-- Start Material shown --

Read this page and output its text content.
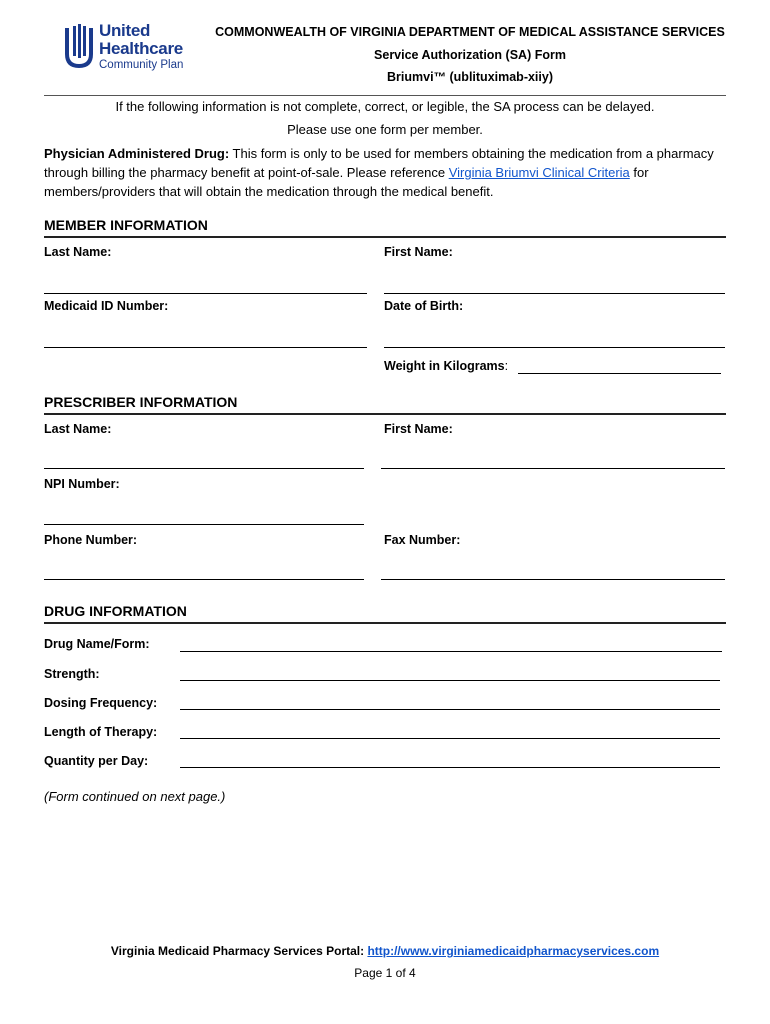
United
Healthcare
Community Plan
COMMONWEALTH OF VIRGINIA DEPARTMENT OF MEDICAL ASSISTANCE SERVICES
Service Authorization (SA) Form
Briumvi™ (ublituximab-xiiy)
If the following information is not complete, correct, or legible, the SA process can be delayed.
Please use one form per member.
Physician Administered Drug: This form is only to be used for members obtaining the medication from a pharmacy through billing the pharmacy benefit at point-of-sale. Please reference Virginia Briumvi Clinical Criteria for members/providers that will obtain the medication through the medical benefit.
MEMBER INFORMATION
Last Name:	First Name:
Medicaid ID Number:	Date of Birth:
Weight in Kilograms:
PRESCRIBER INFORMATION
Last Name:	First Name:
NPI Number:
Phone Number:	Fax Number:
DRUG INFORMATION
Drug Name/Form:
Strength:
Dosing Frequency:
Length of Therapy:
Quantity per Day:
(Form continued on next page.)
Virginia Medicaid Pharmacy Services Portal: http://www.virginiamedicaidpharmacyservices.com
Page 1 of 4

-- End Material shown --

## Directions
Copy each line of the records precisely and drop any images they hold.

## Response below
Read this page and output its text content.
United
Healthcare
Community Plan
COMMONWEALTH OF VIRGINIA DEPARTMENT OF MEDICAL ASSISTANCE SERVICES
Service Authorization (SA) Form
Briumvi™ (ublituximab-xiiy)
If the following information is not complete, correct, or legible, the SA process can be delayed.
Please use one form per member.
Physician Administered Drug: This form is only to be used for members obtaining the medication from a pharmacy through billing the pharmacy benefit at point-of-sale. Please reference Virginia Briumvi Clinical Criteria for members/providers that will obtain the medication through the medical benefit.
MEMBER INFORMATION
Last Name:	First Name:
Medicaid ID Number:	Date of Birth:
Weight in Kilograms:
PRESCRIBER INFORMATION
Last Name:	First Name:
NPI Number:
Phone Number:	Fax Number:
DRUG INFORMATION
Drug Name/Form:
Strength:
Dosing Frequency:
Length of Therapy:
Quantity per Day:
(Form continued on next page.)
Virginia Medicaid Pharmacy Services Portal: http://www.virginiamedicaidpharmacyservices.com
Page 1 of 4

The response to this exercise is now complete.